▶ _What to produce_: What follows is a set of records; repeat all of them exactly.

[Data records]

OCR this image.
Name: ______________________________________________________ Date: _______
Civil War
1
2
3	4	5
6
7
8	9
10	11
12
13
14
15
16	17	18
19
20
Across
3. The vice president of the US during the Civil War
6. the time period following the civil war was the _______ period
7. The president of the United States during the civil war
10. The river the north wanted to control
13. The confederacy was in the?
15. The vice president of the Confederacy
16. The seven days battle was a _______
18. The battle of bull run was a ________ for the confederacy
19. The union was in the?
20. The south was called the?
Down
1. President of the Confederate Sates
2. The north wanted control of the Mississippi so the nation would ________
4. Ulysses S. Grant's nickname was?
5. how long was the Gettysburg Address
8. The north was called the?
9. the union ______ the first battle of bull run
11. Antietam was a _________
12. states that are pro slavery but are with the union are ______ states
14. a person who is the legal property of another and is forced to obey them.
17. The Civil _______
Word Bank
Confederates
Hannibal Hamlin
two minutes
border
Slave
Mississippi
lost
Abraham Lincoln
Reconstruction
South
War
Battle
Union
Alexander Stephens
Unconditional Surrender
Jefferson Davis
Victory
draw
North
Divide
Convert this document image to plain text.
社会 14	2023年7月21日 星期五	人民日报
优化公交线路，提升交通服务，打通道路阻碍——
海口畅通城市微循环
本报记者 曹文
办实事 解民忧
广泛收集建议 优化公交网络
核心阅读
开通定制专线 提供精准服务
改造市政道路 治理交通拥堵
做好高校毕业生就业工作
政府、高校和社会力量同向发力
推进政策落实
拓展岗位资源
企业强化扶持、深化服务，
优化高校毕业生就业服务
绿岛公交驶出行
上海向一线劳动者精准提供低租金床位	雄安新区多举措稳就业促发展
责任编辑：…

▶ _Answer to this exercise_:
OCR this image.
Name: ______________________________________________________ Date: _______
Civil War
1
2
3	4	5
6
7
8	9
10	11
12
13
14
15
16	17	18
19
20
Across
3. The vice president of the US during the Civil War
6. the time period following the civil war was the _______ period
7. The president of the United States during the civil war
10. The river the north wanted to control
13. The confederacy was in the?
15. The vice president of the Confederacy
16. The seven days battle was a _______
18. The battle of bull run was a ________ for the confederacy
19. The union was in the?
20. The south was called the?
Down
1. President of the Confederate Sates
2. The north wanted control of the Mississippi so the nation would ________
4. Ulysses S. Grant's nickname was?
5. how long was the Gettysburg Address
8. The north was called the?
9. the union ______ the first battle of bull run
11. Antietam was a _________
12. states that are pro slavery but are with the union are ______ states
14. a person who is the legal property of another and is forced to obey them.
17. The Civil _______
Word Bank
Confederates
Hannibal Hamlin
two minutes
border
Slave
Mississippi
lost
Abraham Lincoln
Reconstruction
South
War
Battle
Union
Alexander Stephens
Unconditional Surrender
Jefferson Davis
Victory
draw
North
Divide
Convert this document image to plain text.
社会 14	2023年7月21日 星期五	人民日报
优化公交线路，提升交通服务，打通道路阻碍——
海口畅通城市微循环
本报记者 曹文
办实事 解民忧
广泛收集建议 优化公交网络
核心阅读
开通定制专线 提供精准服务
改造市政道路 治理交通拥堵
做好高校毕业生就业工作
政府、高校和社会力量同向发力
推进政策落实
拓展岗位资源
企业强化扶持、深化服务，
优化高校毕业生就业服务
绿岛公交驶出行
上海向一线劳动者精准提供低租金床位	雄安新区多举措稳就业促发展
责任编辑：…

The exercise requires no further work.